▶ _AIM OF THE TASK_: Go through the entries one line at a time, and gather every line that has the word "указанным".

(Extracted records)

________

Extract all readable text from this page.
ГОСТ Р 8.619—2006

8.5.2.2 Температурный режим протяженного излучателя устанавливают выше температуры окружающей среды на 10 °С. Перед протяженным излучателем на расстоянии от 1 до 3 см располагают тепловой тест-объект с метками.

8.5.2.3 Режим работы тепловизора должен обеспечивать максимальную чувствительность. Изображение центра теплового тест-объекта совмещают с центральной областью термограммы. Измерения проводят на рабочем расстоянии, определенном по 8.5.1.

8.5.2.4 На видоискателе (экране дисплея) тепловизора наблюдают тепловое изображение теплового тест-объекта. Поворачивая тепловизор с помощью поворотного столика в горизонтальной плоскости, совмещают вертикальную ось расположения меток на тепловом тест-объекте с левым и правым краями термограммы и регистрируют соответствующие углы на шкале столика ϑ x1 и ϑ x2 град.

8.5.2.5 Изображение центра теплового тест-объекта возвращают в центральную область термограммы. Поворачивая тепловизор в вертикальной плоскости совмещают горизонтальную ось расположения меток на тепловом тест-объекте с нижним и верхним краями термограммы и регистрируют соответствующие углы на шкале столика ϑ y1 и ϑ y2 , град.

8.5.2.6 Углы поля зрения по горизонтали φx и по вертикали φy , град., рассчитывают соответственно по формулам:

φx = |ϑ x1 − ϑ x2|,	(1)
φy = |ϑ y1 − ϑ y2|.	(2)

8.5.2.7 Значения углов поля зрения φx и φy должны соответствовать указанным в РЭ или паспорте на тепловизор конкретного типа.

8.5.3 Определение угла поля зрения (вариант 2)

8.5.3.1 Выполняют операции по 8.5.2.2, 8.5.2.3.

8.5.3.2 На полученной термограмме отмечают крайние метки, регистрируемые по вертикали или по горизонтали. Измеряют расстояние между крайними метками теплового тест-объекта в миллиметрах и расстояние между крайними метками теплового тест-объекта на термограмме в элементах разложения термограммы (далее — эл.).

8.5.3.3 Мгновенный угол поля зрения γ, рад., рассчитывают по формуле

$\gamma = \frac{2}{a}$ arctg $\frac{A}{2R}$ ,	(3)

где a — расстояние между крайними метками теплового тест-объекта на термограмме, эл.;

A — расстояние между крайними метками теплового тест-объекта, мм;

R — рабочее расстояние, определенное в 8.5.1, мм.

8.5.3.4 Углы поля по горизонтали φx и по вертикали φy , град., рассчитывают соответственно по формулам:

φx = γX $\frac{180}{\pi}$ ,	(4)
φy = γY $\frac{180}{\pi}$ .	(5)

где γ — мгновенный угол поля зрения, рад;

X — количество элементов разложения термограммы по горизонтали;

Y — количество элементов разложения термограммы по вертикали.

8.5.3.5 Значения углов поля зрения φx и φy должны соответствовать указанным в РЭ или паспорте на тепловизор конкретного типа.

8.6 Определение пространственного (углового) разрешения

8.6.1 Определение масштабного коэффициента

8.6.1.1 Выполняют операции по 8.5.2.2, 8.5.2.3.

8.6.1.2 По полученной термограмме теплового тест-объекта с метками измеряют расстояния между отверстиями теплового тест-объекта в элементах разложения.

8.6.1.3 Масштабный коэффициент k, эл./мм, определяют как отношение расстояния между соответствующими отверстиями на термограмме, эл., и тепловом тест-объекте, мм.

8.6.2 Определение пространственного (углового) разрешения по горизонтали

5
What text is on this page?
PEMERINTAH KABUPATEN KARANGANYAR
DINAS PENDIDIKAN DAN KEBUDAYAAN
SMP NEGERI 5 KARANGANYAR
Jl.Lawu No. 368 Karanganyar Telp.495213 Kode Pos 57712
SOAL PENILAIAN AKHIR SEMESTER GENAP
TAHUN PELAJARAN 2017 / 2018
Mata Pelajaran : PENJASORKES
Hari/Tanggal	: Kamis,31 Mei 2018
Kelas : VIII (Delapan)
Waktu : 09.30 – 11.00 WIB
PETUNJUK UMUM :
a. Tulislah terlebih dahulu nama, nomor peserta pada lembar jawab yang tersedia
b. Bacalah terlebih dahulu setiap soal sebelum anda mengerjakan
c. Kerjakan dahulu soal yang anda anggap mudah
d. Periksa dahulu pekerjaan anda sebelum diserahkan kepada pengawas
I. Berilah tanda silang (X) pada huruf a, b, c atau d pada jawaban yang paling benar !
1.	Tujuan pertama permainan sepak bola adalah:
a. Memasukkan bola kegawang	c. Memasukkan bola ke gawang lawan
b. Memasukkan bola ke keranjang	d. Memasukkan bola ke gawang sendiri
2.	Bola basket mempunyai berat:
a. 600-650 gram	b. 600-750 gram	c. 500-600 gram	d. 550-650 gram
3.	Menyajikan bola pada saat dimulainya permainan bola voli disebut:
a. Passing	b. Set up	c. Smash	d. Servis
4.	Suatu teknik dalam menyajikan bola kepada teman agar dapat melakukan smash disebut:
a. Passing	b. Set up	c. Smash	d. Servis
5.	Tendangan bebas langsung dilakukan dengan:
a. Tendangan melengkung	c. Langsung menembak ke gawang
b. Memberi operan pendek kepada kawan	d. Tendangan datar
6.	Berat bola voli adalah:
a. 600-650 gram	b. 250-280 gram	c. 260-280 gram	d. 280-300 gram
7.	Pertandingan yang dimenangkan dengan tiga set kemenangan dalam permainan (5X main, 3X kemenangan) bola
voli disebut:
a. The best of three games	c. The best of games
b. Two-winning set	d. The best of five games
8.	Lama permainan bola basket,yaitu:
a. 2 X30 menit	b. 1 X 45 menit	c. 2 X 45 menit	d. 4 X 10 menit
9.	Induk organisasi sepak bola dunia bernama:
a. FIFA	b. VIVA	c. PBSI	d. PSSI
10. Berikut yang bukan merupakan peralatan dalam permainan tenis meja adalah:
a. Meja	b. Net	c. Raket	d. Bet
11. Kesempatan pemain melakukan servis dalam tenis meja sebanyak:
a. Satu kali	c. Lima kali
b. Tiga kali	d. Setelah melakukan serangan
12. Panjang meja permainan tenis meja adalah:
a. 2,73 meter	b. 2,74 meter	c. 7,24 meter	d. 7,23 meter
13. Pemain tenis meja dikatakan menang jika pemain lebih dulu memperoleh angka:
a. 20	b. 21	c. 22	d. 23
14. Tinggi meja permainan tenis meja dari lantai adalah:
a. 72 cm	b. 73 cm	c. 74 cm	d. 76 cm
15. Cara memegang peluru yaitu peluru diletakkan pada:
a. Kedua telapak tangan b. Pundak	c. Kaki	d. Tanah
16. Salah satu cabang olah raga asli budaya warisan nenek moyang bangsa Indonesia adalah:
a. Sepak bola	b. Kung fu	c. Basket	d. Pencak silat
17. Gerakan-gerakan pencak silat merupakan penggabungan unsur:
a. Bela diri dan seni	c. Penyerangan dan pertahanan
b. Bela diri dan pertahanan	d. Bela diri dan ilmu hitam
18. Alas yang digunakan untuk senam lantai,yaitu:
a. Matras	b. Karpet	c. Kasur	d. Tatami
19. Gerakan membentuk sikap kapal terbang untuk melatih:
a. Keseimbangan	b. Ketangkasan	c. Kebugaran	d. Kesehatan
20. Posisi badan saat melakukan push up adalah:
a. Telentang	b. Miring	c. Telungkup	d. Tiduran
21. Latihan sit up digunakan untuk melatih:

________

▶ _COMPLETE RESPONSE_:
8.5.2.7 Значения углов поля зрения φx и φy должны соответствовать указанным в РЭ или паспорте на тепловизор конкретного типа.
8.5.3.5 Значения углов поля зрения φx и φy должны соответствовать указанным в РЭ или паспорте на тепловизор конкретного типа.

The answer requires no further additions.